__Zitierter Text__:
——————————

Professor Dr. Dietmar Fink im Interview über die Qualität der Beratung
Professor Dr. Dietmar Fink ist Geschäftsführender Direktor der Wissenschaftlichen Gesellschaft für Management und Beratung (WGMB) in Bonn und Inhaber des Lehrstuhls für Unternehmensberatung und -entwicklung an der Hochschule Bonn-Rhein-Sieg. Professor Fink gilt als anerkannter, aber auch kritischer Begleiter der Beraterszene und ging in der Studie „Consulting Impact Study 2016“ der Frage nach, welche Beratungshäuser beim Kunden tatsächlich die meiste Wirkung entfalten.
Sie haben erneut die Beratungsqualität der Consultinggesellschaften untersucht. Wie sind Sie dabei methodisch vorgegangen und gab es dabei einen Unterschied zu vergangenen Untersuchungen?

——————————

Schreiben Sie aus dem Interview mit Professor Fink den Abschnitt ab, der mit den Worten „Professor Dr. Dietmar Fink im“ beginnt und nach „zu vergangenen Untersuchungen?“ endet.

——————————

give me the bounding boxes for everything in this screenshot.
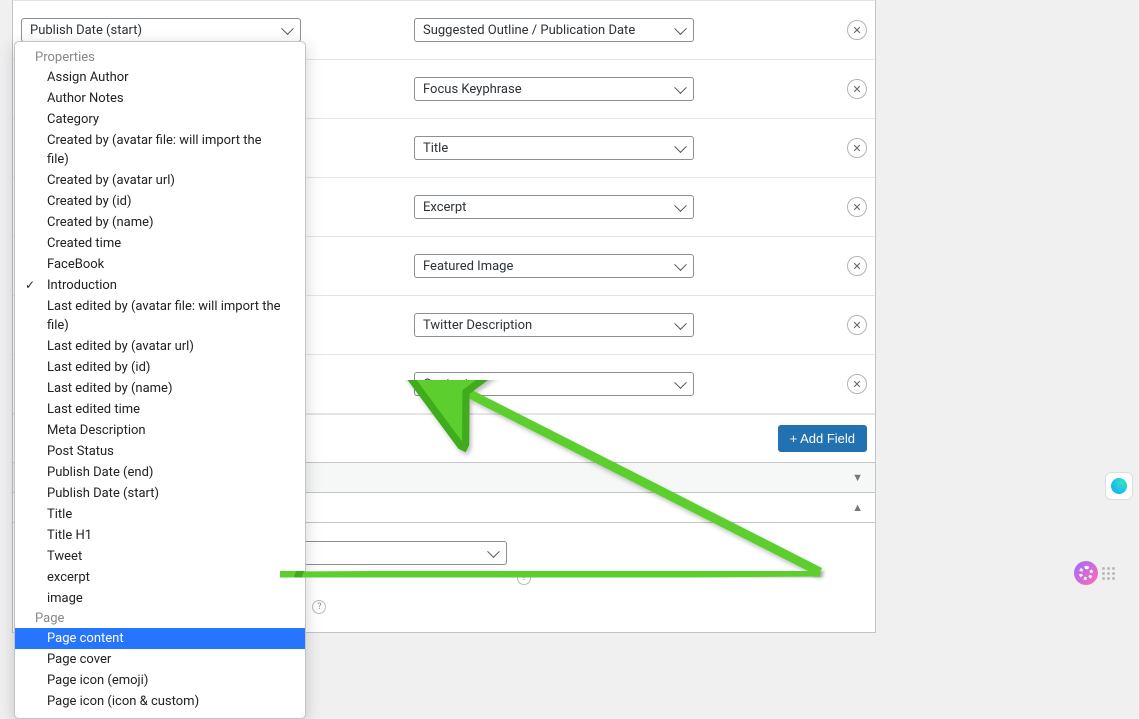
dropdown-item[interactable]: Publish Date (start) xyxy=(15,483,305,504)
target-select[interactable]: Suggested Outline / Publication Date xyxy=(414,18,694,42)
target-select-value: Featured Image xyxy=(423,259,513,274)
dropdown-item[interactable]: Category xyxy=(15,109,305,130)
delete-row-button[interactable]: ✕ xyxy=(847,79,867,99)
dropdown-item[interactable]: Last edited time xyxy=(15,399,305,420)
dropdown-item[interactable]: Meta Description xyxy=(15,420,305,441)
dropdown-item[interactable]: Post Status xyxy=(15,441,305,462)
dropdown-item[interactable]: Created by (avatar file: will import the… xyxy=(15,130,305,170)
property-dropdown[interactable]: PropertiesAssign AuthorAuthor NotesCateg… xyxy=(14,41,306,719)
assistant-widget[interactable] xyxy=(1105,472,1133,500)
delete-row-button[interactable]: ✕ xyxy=(847,197,867,217)
gear-icon xyxy=(1079,566,1093,580)
target-select-value: Content xyxy=(423,377,469,392)
target-select[interactable]: Featured Image xyxy=(414,254,694,278)
target-select-value: Twitter Description xyxy=(423,318,532,333)
target-select[interactable]: Title xyxy=(414,136,694,160)
add-field-button[interactable]: + Add Field xyxy=(778,425,867,452)
chevron-up-icon: ▲ xyxy=(852,501,863,514)
dropdown-item[interactable]: Last edited by (id) xyxy=(15,357,305,378)
dropdown-item[interactable]: image xyxy=(15,588,305,609)
target-select-value: Focus Keyphrase xyxy=(423,82,522,97)
recurring-option: Recurring ? xyxy=(227,599,867,614)
floating-controls xyxy=(1074,561,1115,585)
dropdown-item[interactable]: Page icon (icon & custom) xyxy=(15,691,305,712)
close-icon: ✕ xyxy=(852,202,861,213)
close-icon: ✕ xyxy=(852,84,861,95)
dropdown-item[interactable]: Tweet xyxy=(15,546,305,567)
dropdown-item[interactable]: Assign Author xyxy=(15,67,305,88)
dropdown-item[interactable]: Last edited by (avatar file: will import… xyxy=(15,296,305,336)
target-select-value: Suggested Outline / Publication Date xyxy=(423,23,635,38)
target-select[interactable]: Excerpt xyxy=(414,195,694,219)
help-icon[interactable]: ? xyxy=(517,571,531,585)
dropdown-item[interactable]: Page content xyxy=(15,628,305,649)
assistant-icon xyxy=(1111,478,1127,494)
dropdown-item[interactable]: Page icon (emoji) xyxy=(15,670,305,691)
dropdown-item[interactable]: excerpt xyxy=(15,567,305,588)
dropdown-item[interactable]: Title xyxy=(15,504,305,525)
help-icon[interactable]: ? xyxy=(312,600,326,614)
chevron-down-icon: ▼ xyxy=(852,471,863,484)
delete-row-button[interactable]: ✕ xyxy=(847,138,867,158)
close-icon: ✕ xyxy=(852,25,861,36)
close-icon: ✕ xyxy=(852,143,861,154)
source-select[interactable]: Publish Date (start) xyxy=(21,18,301,42)
dropdown-item[interactable]: Created by (id) xyxy=(15,191,305,212)
dropdown-item[interactable]: Publish Date (end) xyxy=(15,462,305,483)
delete-row-button[interactable]: ✕ xyxy=(847,315,867,335)
target-select-value: Title xyxy=(423,141,448,156)
source-select-value: Publish Date (start) xyxy=(30,23,142,38)
dropdown-item[interactable]: Author Notes xyxy=(15,88,305,109)
close-icon: ✕ xyxy=(852,379,861,390)
delete-row-button[interactable]: ✕ xyxy=(847,256,867,276)
drag-handle-icon[interactable] xyxy=(1102,567,1115,580)
dropdown-group-label: Properties xyxy=(15,48,305,67)
dropdown-group-label: Page xyxy=(15,609,305,628)
close-icon: ✕ xyxy=(852,261,861,272)
settings-floating-button[interactable] xyxy=(1074,561,1098,585)
delete-row-button[interactable]: ✕ xyxy=(847,374,867,394)
dropdown-item[interactable]: Created by (avatar url) xyxy=(15,170,305,191)
target-select-value: Excerpt xyxy=(423,200,466,215)
dropdown-item[interactable]: Introduction xyxy=(15,275,305,296)
close-icon: ✕ xyxy=(852,320,861,331)
target-select[interactable]: Focus Keyphrase xyxy=(414,77,694,101)
dropdown-item[interactable]: Last edited by (avatar url) xyxy=(15,336,305,357)
dropdown-item[interactable]: Created by (name) xyxy=(15,212,305,233)
dropdown-item[interactable]: Title H1 xyxy=(15,525,305,546)
dropdown-item[interactable]: Created time xyxy=(15,233,305,254)
dropdown-item[interactable]: Page cover xyxy=(15,649,305,670)
delete-row-button[interactable]: ✕ xyxy=(847,20,867,40)
dropdown-item[interactable]: Last edited by (name) xyxy=(15,378,305,399)
target-select[interactable]: Content xyxy=(414,372,694,396)
target-select[interactable]: Twitter Description xyxy=(414,313,694,337)
dropdown-item[interactable]: FaceBook xyxy=(15,254,305,275)
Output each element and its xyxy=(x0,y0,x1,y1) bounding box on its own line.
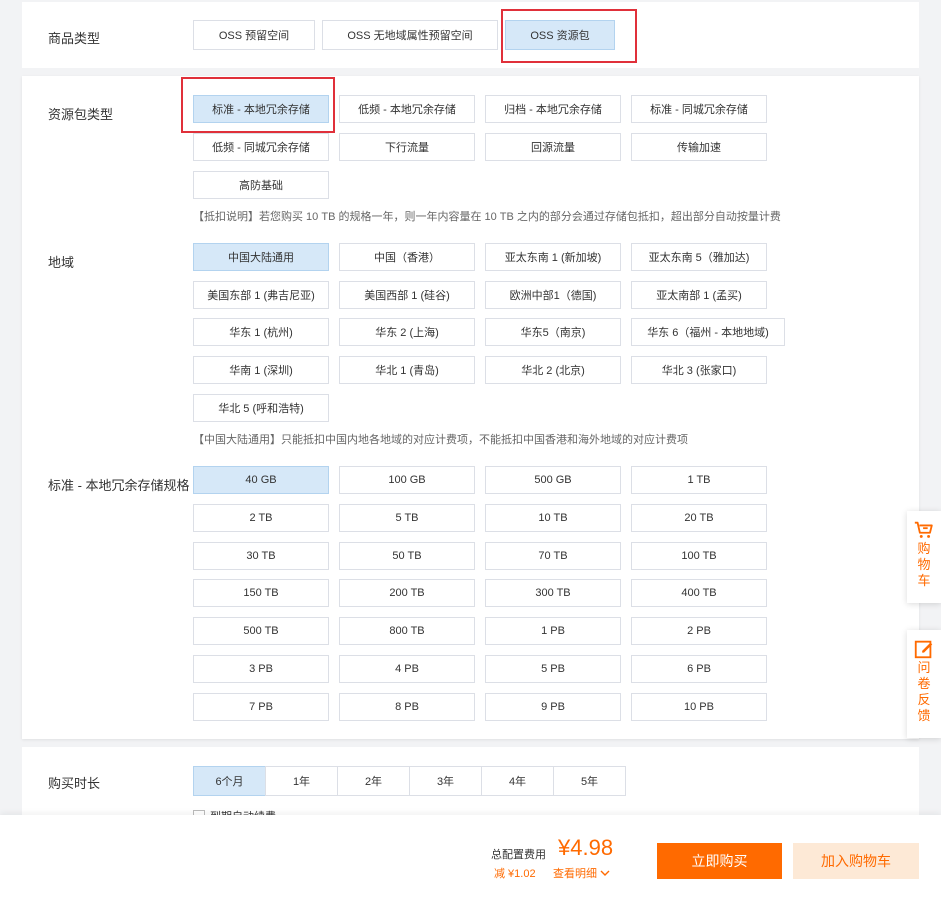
duration-option[interactable]: 2年 xyxy=(337,766,410,796)
spec-option[interactable]: 2 PB xyxy=(631,617,767,646)
details-link-label: 查看明细 xyxy=(553,868,597,880)
region-option[interactable]: 亚太南部 1 (孟买) xyxy=(631,280,767,309)
spec-option[interactable]: 4 PB xyxy=(339,655,475,683)
spec-label: 标准 - 本地冗余存储规格 xyxy=(48,478,190,493)
discount-amount: 减 ¥1.02 xyxy=(494,868,536,880)
product-type-option-resource-pack[interactable]: OSS 资源包 xyxy=(505,20,615,50)
region-option[interactable]: 亚太东南 1 (新加坡) xyxy=(485,243,621,271)
spec-option[interactable]: 800 TB xyxy=(339,617,475,646)
package-type-option[interactable]: 传输加速 xyxy=(631,133,767,161)
total-cost-label: 总配置费用 xyxy=(491,849,546,861)
spec-option[interactable]: 300 TB xyxy=(485,579,621,608)
total-price: ¥4.98 xyxy=(558,835,614,860)
buy-now-button[interactable]: 立即购买 xyxy=(657,843,782,879)
spec-option[interactable]: 8 PB xyxy=(339,692,475,721)
spec-option[interactable]: 7 PB xyxy=(193,692,329,721)
package-type-option[interactable]: 高防基础 xyxy=(193,171,329,199)
product-type-label: 商品类型 xyxy=(48,31,101,46)
region-option[interactable]: 华南 1 (深圳) xyxy=(193,356,329,385)
spec-option[interactable]: 150 TB xyxy=(193,579,329,608)
region-option[interactable]: 华东5（南京) xyxy=(485,318,621,347)
side-cart-label: 购物车 xyxy=(917,541,931,588)
product-type-section: 商品类型 OSS 预留空间 OSS 无地域属性预留空间 OSS 资源包 xyxy=(22,2,919,68)
side-survey-button[interactable]: 问卷反馈 xyxy=(907,630,941,738)
spec-option[interactable]: 10 PB xyxy=(631,692,767,721)
spec-option[interactable]: 100 TB xyxy=(631,541,767,570)
footer-bar: 总配置费用 ¥4.98 减 ¥1.02 查看明细 立即购买 加入购物车 xyxy=(0,815,941,903)
spec-option[interactable]: 40 GB xyxy=(193,466,329,494)
details-link[interactable]: 查看明细 xyxy=(553,865,610,881)
spec-option[interactable]: 3 PB xyxy=(193,655,329,683)
spec-option[interactable]: 30 TB xyxy=(193,541,329,570)
package-type-option[interactable]: 低频 - 本地冗余存储 xyxy=(339,95,475,123)
spec-option[interactable]: 400 TB xyxy=(631,579,767,608)
spec-option[interactable]: 1 TB xyxy=(631,466,767,494)
region-option[interactable]: 美国东部 1 (弗吉尼亚) xyxy=(193,280,329,309)
package-type-option[interactable]: 下行流量 xyxy=(339,133,475,161)
package-type-option[interactable]: 归档 - 本地冗余存储 xyxy=(485,95,621,123)
spec-option[interactable]: 200 TB xyxy=(339,579,475,608)
region-note: 【中国大陆通用】只能抵扣中国内地各地域的对应计费项，不能抵扣中国香港和海外地域的… xyxy=(193,434,688,446)
edit-icon xyxy=(914,640,933,659)
spec-option[interactable]: 6 PB xyxy=(631,655,767,683)
region-option[interactable]: 华东 1 (杭州) xyxy=(193,318,329,347)
product-type-option-reserved[interactable]: OSS 预留空间 xyxy=(193,20,315,50)
region-option[interactable]: 美国西部 1 (硅谷) xyxy=(339,280,475,309)
spec-option[interactable]: 10 TB xyxy=(485,503,621,532)
spec-option[interactable]: 100 GB xyxy=(339,466,475,494)
spec-option[interactable]: 5 PB xyxy=(485,655,621,683)
package-type-option[interactable]: 标准 - 同城冗余存储 xyxy=(631,95,767,123)
duration-option[interactable]: 1年 xyxy=(265,766,338,796)
duration-option[interactable]: 3年 xyxy=(409,766,482,796)
package-type-option[interactable]: 回源流量 xyxy=(485,133,621,161)
package-type-note: 【抵扣说明】若您购买 10 TB 的规格一年，则一年内容量在 10 TB 之内的… xyxy=(193,211,781,223)
duration-label: 购买时长 xyxy=(48,776,101,791)
cart-icon xyxy=(914,521,933,538)
spec-option[interactable]: 1 PB xyxy=(485,617,621,646)
region-option[interactable]: 华北 5 (呼和浩特) xyxy=(193,393,329,422)
duration-option[interactable]: 4年 xyxy=(481,766,554,796)
package-type-label: 资源包类型 xyxy=(48,107,114,122)
region-option[interactable]: 欧洲中部1（德国) xyxy=(485,280,621,309)
region-option[interactable]: 中国大陆通用 xyxy=(193,243,329,271)
add-to-cart-button[interactable]: 加入购物车 xyxy=(793,843,919,879)
region-option[interactable]: 亚太东南 5（雅加达) xyxy=(631,243,767,271)
region-option[interactable]: 华东 6（福州 - 本地地域) xyxy=(631,318,785,347)
region-option[interactable]: 中国（香港） xyxy=(339,243,475,271)
spec-option[interactable]: 9 PB xyxy=(485,692,621,721)
region-option[interactable]: 华北 3 (张家口) xyxy=(631,356,767,385)
chevron-down-icon xyxy=(600,870,610,876)
region-option[interactable]: 华北 1 (青岛) xyxy=(339,356,475,385)
spec-option[interactable]: 2 TB xyxy=(193,503,329,532)
spec-option[interactable]: 20 TB xyxy=(631,503,767,532)
product-type-option-no-region-reserved[interactable]: OSS 无地域属性预留空间 xyxy=(322,20,498,50)
spec-option[interactable]: 70 TB xyxy=(485,541,621,570)
package-type-option[interactable]: 标准 - 本地冗余存储 xyxy=(193,95,329,123)
spec-option[interactable]: 500 GB xyxy=(485,466,621,494)
side-cart-button[interactable]: 购物车 xyxy=(907,511,941,603)
duration-option[interactable]: 6个月 xyxy=(193,766,266,796)
duration-option[interactable]: 5年 xyxy=(553,766,626,796)
side-survey-label: 问卷反馈 xyxy=(917,660,931,723)
region-label: 地域 xyxy=(48,255,75,270)
spec-option[interactable]: 50 TB xyxy=(339,541,475,570)
region-option[interactable]: 华北 2 (北京) xyxy=(485,356,621,385)
spec-option[interactable]: 500 TB xyxy=(193,617,329,646)
configuration-section: 资源包类型 标准 - 本地冗余存储 低频 - 本地冗余存储 归档 - 本地冗余存储标… xyxy=(22,76,919,739)
spec-option[interactable]: 5 TB xyxy=(339,503,475,532)
region-option[interactable]: 华东 2 (上海) xyxy=(339,318,475,347)
duration-options: 6个月 1年 2年 3年 4年 5年 xyxy=(193,766,626,796)
package-type-option[interactable]: 低频 - 同城冗余存储 xyxy=(193,133,329,161)
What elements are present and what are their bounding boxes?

——————————

__Erledigte Aufgabe__:
Professor Dr. Dietmar Fink im Interview über die Qualität der Beratung
Professor Dr. Dietmar Fink ist Geschäftsführender Direktor der Wissenschaftlichen Gesellschaft für Management und Beratung (WGMB) in Bonn und Inhaber des Lehrstuhls für Unternehmensberatung und -entwicklung an der Hochschule Bonn-Rhein-Sieg. Professor Fink gilt als anerkannter, aber auch kritischer Begleiter der Beraterszene und ging in der Studie „Consulting Impact Study 2016“ der Frage nach, welche Beratungshäuser beim Kunden tatsächlich die meiste Wirkung entfalten.
Sie haben erneut die Beratungsqualität der Consultinggesellschaften untersucht. Wie sind Sie dabei methodisch vorgegangen und gab es dabei einen Unterschied zu vergangenen Untersuchungen?